Aim: Take every line from the listing below that contains "fide".

Data in this exercise:

[START]

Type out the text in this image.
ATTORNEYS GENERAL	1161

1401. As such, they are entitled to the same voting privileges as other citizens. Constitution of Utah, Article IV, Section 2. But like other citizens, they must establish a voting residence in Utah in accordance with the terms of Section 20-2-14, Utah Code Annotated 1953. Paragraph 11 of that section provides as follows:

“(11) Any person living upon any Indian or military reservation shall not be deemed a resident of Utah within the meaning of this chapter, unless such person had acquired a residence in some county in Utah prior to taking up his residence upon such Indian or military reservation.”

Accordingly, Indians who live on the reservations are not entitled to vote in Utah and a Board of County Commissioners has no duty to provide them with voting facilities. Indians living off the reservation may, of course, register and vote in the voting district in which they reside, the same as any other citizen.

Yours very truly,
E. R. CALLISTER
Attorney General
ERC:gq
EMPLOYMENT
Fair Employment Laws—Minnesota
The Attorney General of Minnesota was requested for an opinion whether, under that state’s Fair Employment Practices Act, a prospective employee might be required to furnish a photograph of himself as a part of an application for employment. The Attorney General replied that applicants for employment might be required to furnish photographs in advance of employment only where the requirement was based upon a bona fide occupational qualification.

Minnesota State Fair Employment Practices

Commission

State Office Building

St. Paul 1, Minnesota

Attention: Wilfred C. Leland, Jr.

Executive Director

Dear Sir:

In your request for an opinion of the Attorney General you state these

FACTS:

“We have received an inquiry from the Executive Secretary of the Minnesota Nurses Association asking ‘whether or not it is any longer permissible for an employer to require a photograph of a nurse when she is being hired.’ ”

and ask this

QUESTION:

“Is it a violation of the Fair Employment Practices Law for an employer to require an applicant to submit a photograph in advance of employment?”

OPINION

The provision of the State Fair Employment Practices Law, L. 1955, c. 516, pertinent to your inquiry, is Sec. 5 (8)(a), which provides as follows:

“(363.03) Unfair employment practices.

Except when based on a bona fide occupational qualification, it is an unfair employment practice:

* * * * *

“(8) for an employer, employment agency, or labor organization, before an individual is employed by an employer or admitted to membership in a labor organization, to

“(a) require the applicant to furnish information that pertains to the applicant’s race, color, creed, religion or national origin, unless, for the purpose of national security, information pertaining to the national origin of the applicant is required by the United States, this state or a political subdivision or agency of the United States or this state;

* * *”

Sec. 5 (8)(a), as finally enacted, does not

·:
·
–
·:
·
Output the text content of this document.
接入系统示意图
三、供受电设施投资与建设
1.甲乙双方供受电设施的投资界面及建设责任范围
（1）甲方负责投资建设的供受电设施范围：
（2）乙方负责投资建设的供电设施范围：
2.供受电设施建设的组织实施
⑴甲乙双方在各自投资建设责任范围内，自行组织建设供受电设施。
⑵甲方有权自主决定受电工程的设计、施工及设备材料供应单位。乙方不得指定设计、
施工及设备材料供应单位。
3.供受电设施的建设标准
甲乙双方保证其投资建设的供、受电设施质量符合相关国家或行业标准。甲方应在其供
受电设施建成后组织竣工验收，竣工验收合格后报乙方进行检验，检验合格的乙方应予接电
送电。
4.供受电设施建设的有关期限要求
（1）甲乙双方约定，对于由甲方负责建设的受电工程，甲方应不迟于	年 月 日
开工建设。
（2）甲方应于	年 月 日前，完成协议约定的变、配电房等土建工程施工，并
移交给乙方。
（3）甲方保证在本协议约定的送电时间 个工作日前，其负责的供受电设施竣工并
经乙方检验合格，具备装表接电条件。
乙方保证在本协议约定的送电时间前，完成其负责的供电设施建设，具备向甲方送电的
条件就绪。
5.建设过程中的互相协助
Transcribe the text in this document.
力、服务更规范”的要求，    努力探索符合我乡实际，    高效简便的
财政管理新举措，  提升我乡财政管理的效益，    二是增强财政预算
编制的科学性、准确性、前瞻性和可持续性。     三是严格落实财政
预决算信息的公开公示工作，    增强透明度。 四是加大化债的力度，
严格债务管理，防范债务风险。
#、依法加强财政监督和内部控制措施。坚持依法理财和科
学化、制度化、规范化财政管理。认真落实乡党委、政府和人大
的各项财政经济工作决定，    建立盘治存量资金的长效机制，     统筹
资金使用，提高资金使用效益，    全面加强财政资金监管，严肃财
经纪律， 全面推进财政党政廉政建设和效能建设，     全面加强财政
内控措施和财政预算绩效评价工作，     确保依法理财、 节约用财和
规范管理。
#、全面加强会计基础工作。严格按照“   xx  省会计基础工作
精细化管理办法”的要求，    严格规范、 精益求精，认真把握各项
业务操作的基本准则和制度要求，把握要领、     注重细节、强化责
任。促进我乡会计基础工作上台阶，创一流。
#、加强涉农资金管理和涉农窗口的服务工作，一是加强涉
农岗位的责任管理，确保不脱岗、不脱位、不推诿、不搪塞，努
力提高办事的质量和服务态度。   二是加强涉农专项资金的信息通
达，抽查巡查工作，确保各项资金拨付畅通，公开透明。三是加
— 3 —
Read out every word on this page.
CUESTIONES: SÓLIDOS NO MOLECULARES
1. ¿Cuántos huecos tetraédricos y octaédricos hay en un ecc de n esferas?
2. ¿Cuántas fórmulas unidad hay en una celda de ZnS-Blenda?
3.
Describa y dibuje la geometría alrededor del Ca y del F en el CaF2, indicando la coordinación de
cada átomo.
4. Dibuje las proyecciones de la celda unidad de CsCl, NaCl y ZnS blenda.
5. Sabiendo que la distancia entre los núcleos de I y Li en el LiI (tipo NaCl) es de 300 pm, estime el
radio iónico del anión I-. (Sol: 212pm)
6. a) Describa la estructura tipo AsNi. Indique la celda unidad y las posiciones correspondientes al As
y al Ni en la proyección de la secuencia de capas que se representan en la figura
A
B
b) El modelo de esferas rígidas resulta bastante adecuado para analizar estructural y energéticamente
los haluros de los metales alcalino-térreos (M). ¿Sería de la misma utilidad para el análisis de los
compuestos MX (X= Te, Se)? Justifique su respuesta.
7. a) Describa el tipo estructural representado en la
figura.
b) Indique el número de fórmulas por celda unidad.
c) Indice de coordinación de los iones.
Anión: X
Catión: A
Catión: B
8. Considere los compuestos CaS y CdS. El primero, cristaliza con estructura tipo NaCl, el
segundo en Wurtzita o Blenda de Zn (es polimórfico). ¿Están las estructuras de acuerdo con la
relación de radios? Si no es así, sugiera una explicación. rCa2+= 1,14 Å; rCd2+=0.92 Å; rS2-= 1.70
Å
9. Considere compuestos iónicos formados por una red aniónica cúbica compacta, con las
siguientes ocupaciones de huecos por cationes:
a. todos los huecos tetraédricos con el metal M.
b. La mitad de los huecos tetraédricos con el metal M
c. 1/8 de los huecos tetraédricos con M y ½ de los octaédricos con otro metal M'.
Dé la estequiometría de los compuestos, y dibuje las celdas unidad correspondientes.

[END]

Answer below:
The Attorney General of Minnesota was requested for an opinion whether, under that state’s Fair Employment Practices Act, a prospective employee might be required to furnish a photograph of himself as a part of an application for employment. The Attorney General replied that applicants for employment might be required to furnish photographs in advance of employment only where the requirement was based upon a bona fide occupational qualification.
Except when based on a bona fide occupational qualification, it is an unfair employment practice:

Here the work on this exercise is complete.